Exercise task.
Copy out each line that has "chat" in it.

Data rows.

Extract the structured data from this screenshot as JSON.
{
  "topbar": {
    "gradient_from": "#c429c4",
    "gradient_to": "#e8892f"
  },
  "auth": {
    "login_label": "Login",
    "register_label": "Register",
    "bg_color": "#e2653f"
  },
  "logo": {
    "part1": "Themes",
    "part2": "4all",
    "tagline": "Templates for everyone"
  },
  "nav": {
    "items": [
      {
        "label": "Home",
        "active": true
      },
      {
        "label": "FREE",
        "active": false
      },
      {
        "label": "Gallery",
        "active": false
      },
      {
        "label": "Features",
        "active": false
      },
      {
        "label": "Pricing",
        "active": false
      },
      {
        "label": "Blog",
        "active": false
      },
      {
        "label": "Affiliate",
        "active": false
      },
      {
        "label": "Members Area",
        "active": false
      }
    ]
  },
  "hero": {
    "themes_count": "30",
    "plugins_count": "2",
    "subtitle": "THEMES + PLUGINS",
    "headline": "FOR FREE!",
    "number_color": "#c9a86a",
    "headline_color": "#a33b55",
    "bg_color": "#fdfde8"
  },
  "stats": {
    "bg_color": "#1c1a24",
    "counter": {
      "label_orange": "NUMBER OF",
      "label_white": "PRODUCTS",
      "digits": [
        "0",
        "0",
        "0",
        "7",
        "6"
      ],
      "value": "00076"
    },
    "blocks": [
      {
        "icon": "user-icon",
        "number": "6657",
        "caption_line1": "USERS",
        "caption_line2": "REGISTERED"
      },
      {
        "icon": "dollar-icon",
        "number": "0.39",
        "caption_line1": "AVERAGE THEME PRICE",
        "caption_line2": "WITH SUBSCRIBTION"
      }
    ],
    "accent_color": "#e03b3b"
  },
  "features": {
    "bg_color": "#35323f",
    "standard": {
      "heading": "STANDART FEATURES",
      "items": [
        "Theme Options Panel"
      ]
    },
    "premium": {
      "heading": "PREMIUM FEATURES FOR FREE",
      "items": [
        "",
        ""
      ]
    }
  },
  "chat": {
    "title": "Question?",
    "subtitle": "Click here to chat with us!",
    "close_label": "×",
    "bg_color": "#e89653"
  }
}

Written response.
  "chat": {
    "subtitle": "Click here to chat with us!",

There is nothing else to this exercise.